Search the material for the string "Size", then report how many lines hold it, with no other text.

____ DATA

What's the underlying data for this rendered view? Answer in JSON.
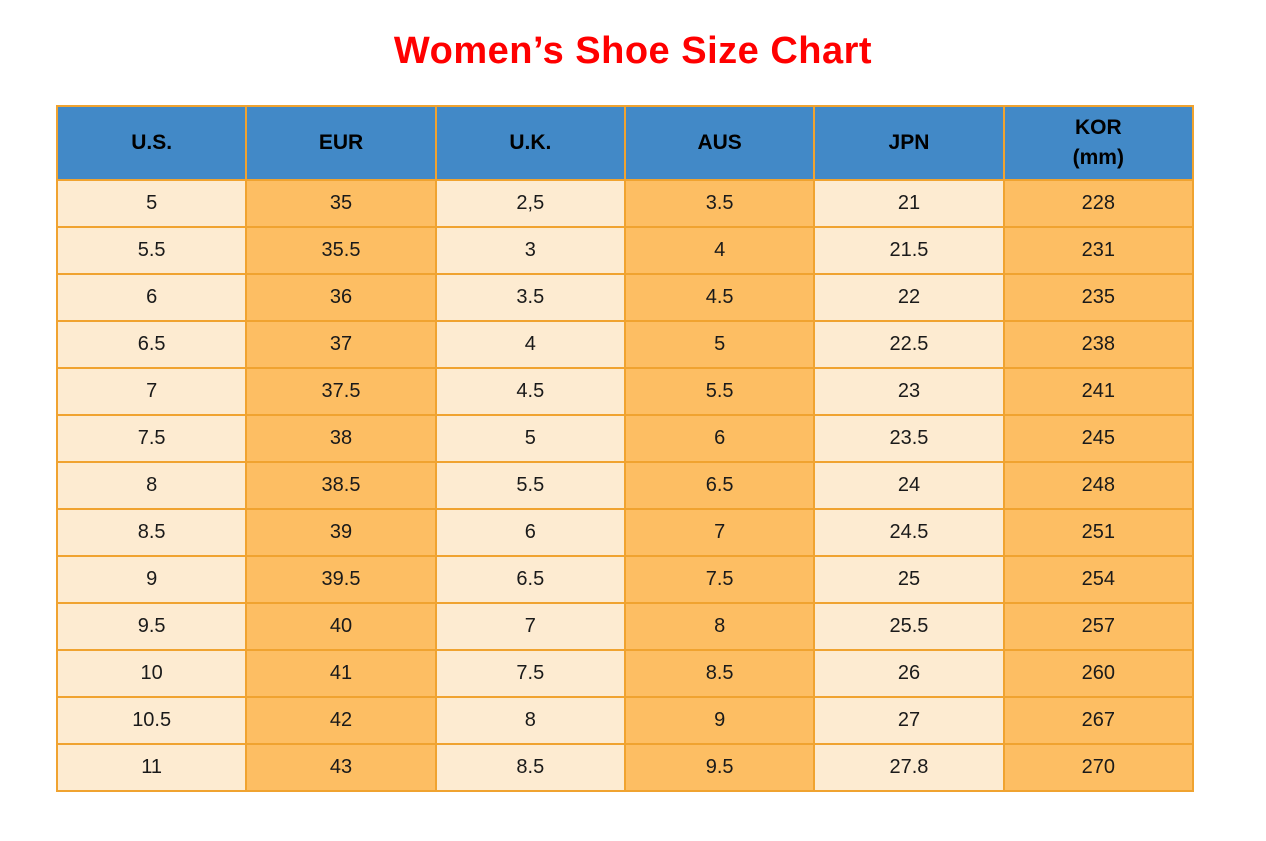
{
  "page": {
    "title": "Women’s Shoe Size Chart"
  },
  "colors": {
    "header_bg": "#4289C7",
    "row_cream": "#FDEBD1",
    "row_orange": "#FDBE63",
    "border": "#F0A330",
    "title": "#FF0000",
    "header_text": "#000000",
    "cell_text": "#1A1A1A"
  },
  "table": {
    "columns": [
      {
        "key": "us",
        "label": "U.S."
      },
      {
        "key": "eur",
        "label": "EUR"
      },
      {
        "key": "uk",
        "label": "U.K."
      },
      {
        "key": "aus",
        "label": "AUS"
      },
      {
        "key": "jpn",
        "label": "JPN"
      },
      {
        "key": "kor",
        "label": "KOR",
        "label2": "(mm)"
      }
    ],
    "rows": [
      [
        "5",
        "35",
        "2,5",
        "3.5",
        "21",
        "228"
      ],
      [
        "5.5",
        "35.5",
        "3",
        "4",
        "21.5",
        "231"
      ],
      [
        "6",
        "36",
        "3.5",
        "4.5",
        "22",
        "235"
      ],
      [
        "6.5",
        "37",
        "4",
        "5",
        "22.5",
        "238"
      ],
      [
        "7",
        "37.5",
        "4.5",
        "5.5",
        "23",
        "241"
      ],
      [
        "7.5",
        "38",
        "5",
        "6",
        "23.5",
        "245"
      ],
      [
        "8",
        "38.5",
        "5.5",
        "6.5",
        "24",
        "248"
      ],
      [
        "8.5",
        "39",
        "6",
        "7",
        "24.5",
        "251"
      ],
      [
        "9",
        "39.5",
        "6.5",
        "7.5",
        "25",
        "254"
      ],
      [
        "9.5",
        "40",
        "7",
        "8",
        "25.5",
        "257"
      ],
      [
        "10",
        "41",
        "7.5",
        "8.5",
        "26",
        "260"
      ],
      [
        "10.5",
        "42",
        "8",
        "9",
        "27",
        "267"
      ],
      [
        "11",
        "43",
        "8.5",
        "9.5",
        "27.8",
        "270"
      ]
    ]
  },
  "chart_data": {
    "type": "table",
    "title": "Women’s Shoe Size Chart",
    "columns": [
      "U.S.",
      "EUR",
      "U.K.",
      "AUS",
      "JPN",
      "KOR (mm)"
    ],
    "rows": [
      [
        "5",
        "35",
        "2,5",
        "3.5",
        "21",
        "228"
      ],
      [
        "5.5",
        "35.5",
        "3",
        "4",
        "21.5",
        "231"
      ],
      [
        "6",
        "36",
        "3.5",
        "4.5",
        "22",
        "235"
      ],
      [
        "6.5",
        "37",
        "4",
        "5",
        "22.5",
        "238"
      ],
      [
        "7",
        "37.5",
        "4.5",
        "5.5",
        "23",
        "241"
      ],
      [
        "7.5",
        "38",
        "5",
        "6",
        "23.5",
        "245"
      ],
      [
        "8",
        "38.5",
        "5.5",
        "6.5",
        "24",
        "248"
      ],
      [
        "8.5",
        "39",
        "6",
        "7",
        "24.5",
        "251"
      ],
      [
        "9",
        "39.5",
        "6.5",
        "7.5",
        "25",
        "254"
      ],
      [
        "9.5",
        "40",
        "7",
        "8",
        "25.5",
        "257"
      ],
      [
        "10",
        "41",
        "7.5",
        "8.5",
        "26",
        "260"
      ],
      [
        "10.5",
        "42",
        "8",
        "9",
        "27",
        "267"
      ],
      [
        "11",
        "43",
        "8.5",
        "9.5",
        "27.8",
        "270"
      ]
    ],
    "layout": {
      "header_position": "top",
      "column_fill_alternation": [
        "cream",
        "orange"
      ],
      "grid": true
    }
  }
}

________

IN RESPONSE: 2